[start Provided information]
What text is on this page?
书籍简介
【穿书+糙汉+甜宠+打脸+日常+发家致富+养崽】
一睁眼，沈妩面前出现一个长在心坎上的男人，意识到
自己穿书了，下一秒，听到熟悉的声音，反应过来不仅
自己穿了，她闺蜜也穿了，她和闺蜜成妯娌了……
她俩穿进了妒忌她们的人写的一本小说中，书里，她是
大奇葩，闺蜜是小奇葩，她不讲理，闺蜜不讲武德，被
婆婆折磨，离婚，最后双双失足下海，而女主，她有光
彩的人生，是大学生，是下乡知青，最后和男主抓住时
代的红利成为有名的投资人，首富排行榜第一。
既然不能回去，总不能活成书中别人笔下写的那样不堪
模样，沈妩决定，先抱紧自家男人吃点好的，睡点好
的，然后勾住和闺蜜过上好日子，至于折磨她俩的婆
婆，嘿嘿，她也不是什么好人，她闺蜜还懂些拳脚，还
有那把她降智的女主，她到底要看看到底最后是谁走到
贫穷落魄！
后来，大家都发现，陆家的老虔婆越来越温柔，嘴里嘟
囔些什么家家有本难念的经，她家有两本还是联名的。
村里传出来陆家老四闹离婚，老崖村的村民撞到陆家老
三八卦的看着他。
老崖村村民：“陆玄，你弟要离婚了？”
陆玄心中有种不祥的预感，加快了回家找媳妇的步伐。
[end Provided information]
■ Written task
Reproduce every line above without error.

■ Written response
What text is on this page?
书籍简介
【穿书+糙汉+甜宠+打脸+日常+发家致富+养崽】
一睁眼，沈妩面前出现一个长在心坎上的男人，意识到
自己穿书了，下一秒，听到熟悉的声音，反应过来不仅
自己穿了，她闺蜜也穿了，她和闺蜜成妯娌了……
她俩穿进了妒忌她们的人写的一本小说中，书里，她是
大奇葩，闺蜜是小奇葩，她不讲理，闺蜜不讲武德，被
婆婆折磨，离婚，最后双双失足下海，而女主，她有光
彩的人生，是大学生，是下乡知青，最后和男主抓住时
代的红利成为有名的投资人，首富排行榜第一。
既然不能回去，总不能活成书中别人笔下写的那样不堪
模样，沈妩决定，先抱紧自家男人吃点好的，睡点好
的，然后勾住和闺蜜过上好日子，至于折磨她俩的婆
婆，嘿嘿，她也不是什么好人，她闺蜜还懂些拳脚，还
有那把她降智的女主，她到底要看看到底最后是谁走到
贫穷落魄！
后来，大家都发现，陆家的老虔婆越来越温柔，嘴里嘟
囔些什么家家有本难念的经，她家有两本还是联名的。
村里传出来陆家老四闹离婚，老崖村的村民撞到陆家老
三八卦的看着他。
老崖村村民：“陆玄，你弟要离婚了？”
陆玄心中有种不祥的预感，加快了回家找媳妇的步伐。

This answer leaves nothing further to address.